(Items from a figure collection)
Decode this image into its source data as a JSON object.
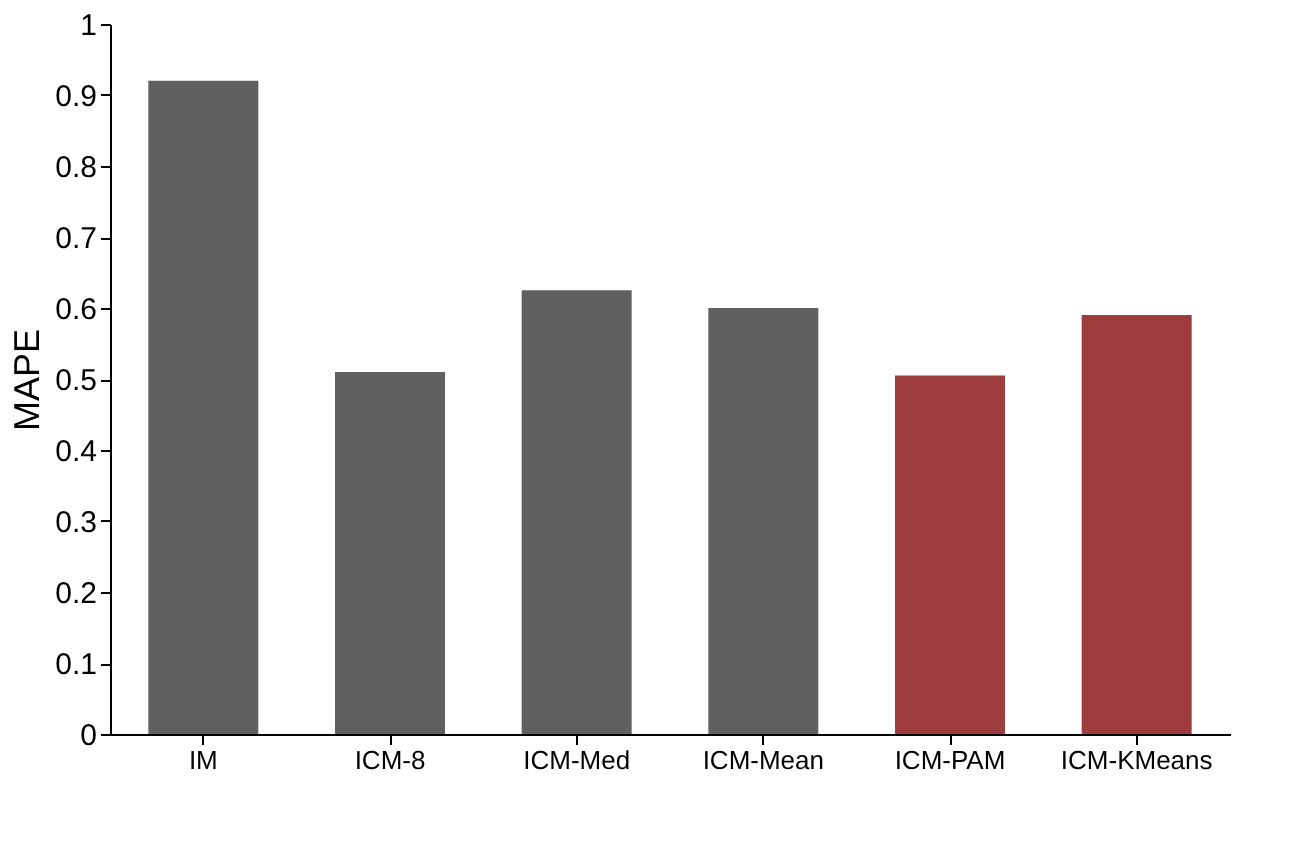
{
  "chart_data": {
    "type": "bar",
    "ylabel": "MAPE",
    "categories": [
      "IM",
      "ICM-8",
      "ICM-Med",
      "ICM-Mean",
      "ICM-PAM",
      "ICM-KMeans"
    ],
    "values": [
      0.92,
      0.51,
      0.625,
      0.6,
      0.505,
      0.59
    ],
    "colors": [
      "#444444",
      "#444444",
      "#444444",
      "#444444",
      "#8b1a1a",
      "#8b1a1a"
    ],
    "ylim": [
      0,
      1
    ],
    "yticks": [
      0,
      0.1,
      0.2,
      0.3,
      0.4,
      0.5,
      0.6,
      0.7,
      0.8,
      0.9,
      1
    ],
    "grid": false
  }
}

§ What the exercise asks:
Pictures don't belong in the copy. Restate all the entries exactly.

§ Task solution:
Decode this image into its source data as a JSON object.
{
  "chart_data": {
    "type": "bar",
    "ylabel": "MAPE",
    "categories": [
      "IM",
      "ICM-8",
      "ICM-Med",
      "ICM-Mean",
      "ICM-PAM",
      "ICM-KMeans"
    ],
    "values": [
      0.92,
      0.51,
      0.625,
      0.6,
      0.505,
      0.59
    ],
    "colors": [
      "#444444",
      "#444444",
      "#444444",
      "#444444",
      "#8b1a1a",
      "#8b1a1a"
    ],
    "ylim": [
      0,
      1
    ],
    "yticks": [
      0,
      0.1,
      0.2,
      0.3,
      0.4,
      0.5,
      0.6,
      0.7,
      0.8,
      0.9,
      1
    ],
    "grid": false
  }
}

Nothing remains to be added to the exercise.